Records shown =
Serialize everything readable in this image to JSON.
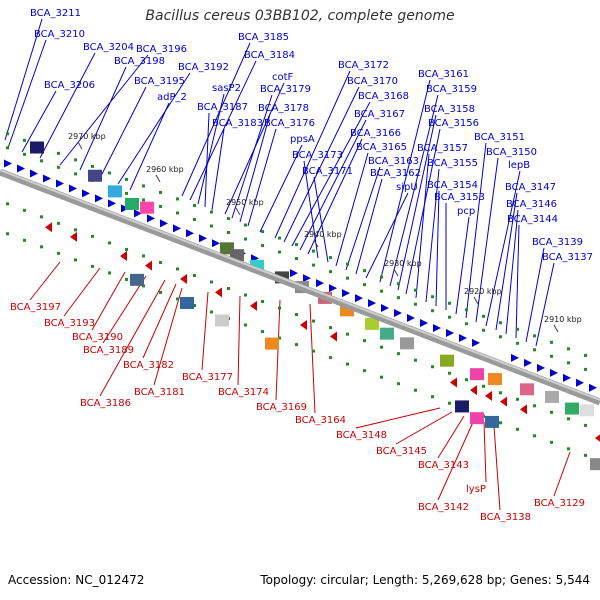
{
  "title": "Bacillus cereus 03BB102, complete genome",
  "footer": {
    "accession": "Accession: NC_012472",
    "summary": "Topology: circular; Length: 5,269,628 bp; Genes: 5,544"
  },
  "ruler_ticks": [
    "2970 kbp",
    "2960 kbp",
    "2950 kbp",
    "2940 kbp",
    "2930 kbp",
    "2920 kbp",
    "2910 kbp"
  ],
  "forward_genes": [
    "BCA_3211",
    "BCA_3210",
    "BCA_3204",
    "BCA_3196",
    "BCA_3206",
    "BCA_3198",
    "BCA_3195",
    "BCA_3192",
    "adP_2",
    "BCA_3185",
    "BCA_3184",
    "sasP2",
    "BCA_3187",
    "BCA_3183",
    "cotF",
    "BCA_3179",
    "BCA_3178",
    "BCA_3176",
    "ppsA",
    "BCA_3172",
    "BCA_3170",
    "BCA_3168",
    "BCA_3167",
    "BCA_3166",
    "BCA_3173",
    "BCA_3171",
    "BCA_3165",
    "BCA_3163",
    "BCA_3162",
    "sipU",
    "BCA_3161",
    "BCA_3159",
    "BCA_3158",
    "BCA_3156",
    "BCA_3157",
    "BCA_3155",
    "BCA_3154",
    "BCA_3153",
    "pcp",
    "BCA_3151",
    "BCA_3150",
    "lepB",
    "BCA_3147",
    "BCA_3146",
    "BCA_3144",
    "BCA_3139",
    "BCA_3137"
  ],
  "reverse_genes": [
    "BCA_3197",
    "BCA_3193",
    "BCA_3190",
    "BCA_3189",
    "BCA_3186",
    "BCA_3182",
    "BCA_3181",
    "BCA_3177",
    "BCA_3174",
    "BCA_3169",
    "BCA_3164",
    "BCA_3148",
    "BCA_3145",
    "BCA_3143",
    "BCA_3142",
    "lysP",
    "BCA_3138",
    "BCA_3129"
  ],
  "colors": {
    "forward": "#0000cc",
    "reverse": "#cc0000",
    "backbone": "#808080",
    "tick": "#228b22"
  }
}
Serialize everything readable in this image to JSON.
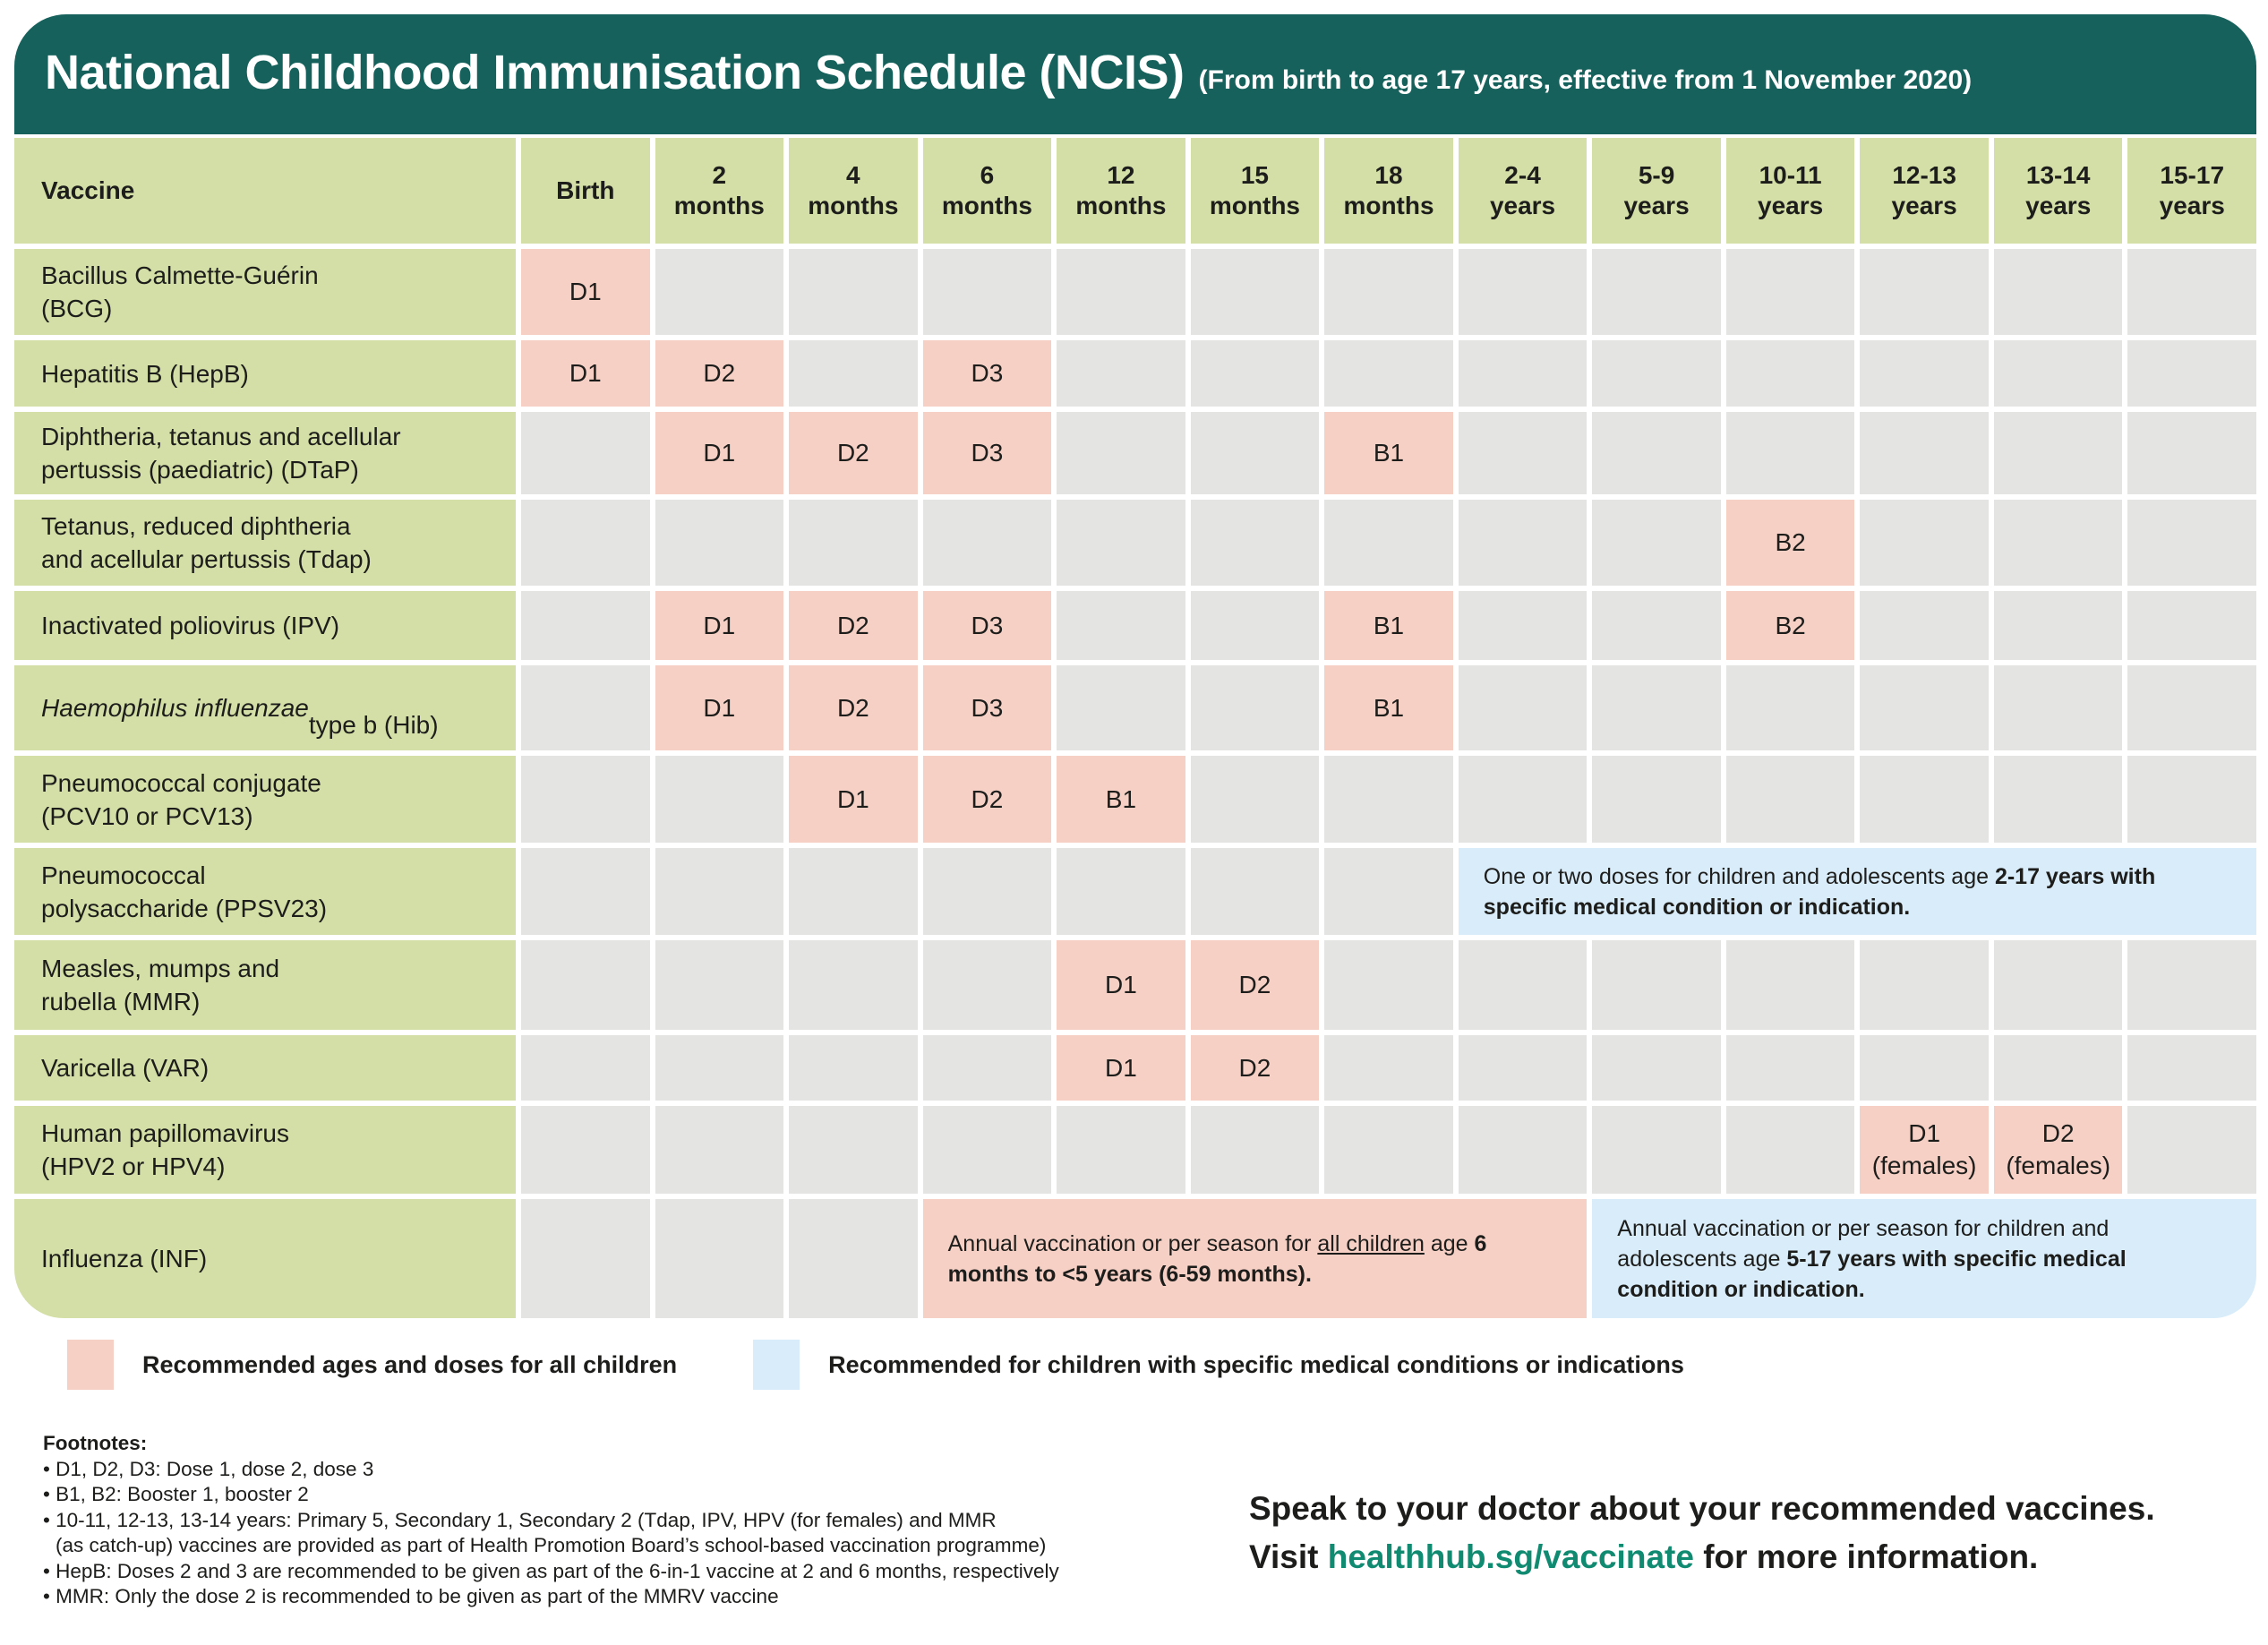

Prompt = Without including the pictures, copy all of the data exactly.

Reply to the exercise =
Serialize everything readable in this image to JSON.
{
  "title": "Bacillus cereus 03BB102, complete genome",
  "footer": {
    "accession": "Accession: NC_012472",
    "summary": "Topology: circular; Length: 5,269,628 bp; Genes: 5,544"
  },
  "ruler_ticks": [
    "2970 kbp",
    "2960 kbp",
    "2950 kbp",
    "2940 kbp",
    "2930 kbp",
    "2920 kbp",
    "2910 kbp"
  ],
  "forward_genes": [
    "BCA_3211",
    "BCA_3210",
    "BCA_3204",
    "BCA_3196",
    "BCA_3206",
    "BCA_3198",
    "BCA_3195",
    "BCA_3192",
    "adP_2",
    "BCA_3185",
    "BCA_3184",
    "sasP2",
    "BCA_3187",
    "BCA_3183",
    "cotF",
    "BCA_3179",
    "BCA_3178",
    "BCA_3176",
    "ppsA",
    "BCA_3172",
    "BCA_3170",
    "BCA_3168",
    "BCA_3167",
    "BCA_3166",
    "BCA_3173",
    "BCA_3171",
    "BCA_3165",
    "BCA_3163",
    "BCA_3162",
    "sipU",
    "BCA_3161",
    "BCA_3159",
    "BCA_3158",
    "BCA_3156",
    "BCA_3157",
    "BCA_3155",
    "BCA_3154",
    "BCA_3153",
    "pcp",
    "BCA_3151",
    "BCA_3150",
    "lepB",
    "BCA_3147",
    "BCA_3146",
    "BCA_3144",
    "BCA_3139",
    "BCA_3137"
  ],
  "reverse_genes": [
    "BCA_3197",
    "BCA_3193",
    "BCA_3190",
    "BCA_3189",
    "BCA_3186",
    "BCA_3182",
    "BCA_3181",
    "BCA_3177",
    "BCA_3174",
    "BCA_3169",
    "BCA_3164",
    "BCA_3148",
    "BCA_3145",
    "BCA_3143",
    "BCA_3142",
    "lysP",
    "BCA_3138",
    "BCA_3129"
  ],
  "colors": {
    "forward": "#0000cc",
    "reverse": "#cc0000",
    "backbone": "#808080",
    "tick": "#228b22"
  }
}
Serialize everything readable in this image to JSON.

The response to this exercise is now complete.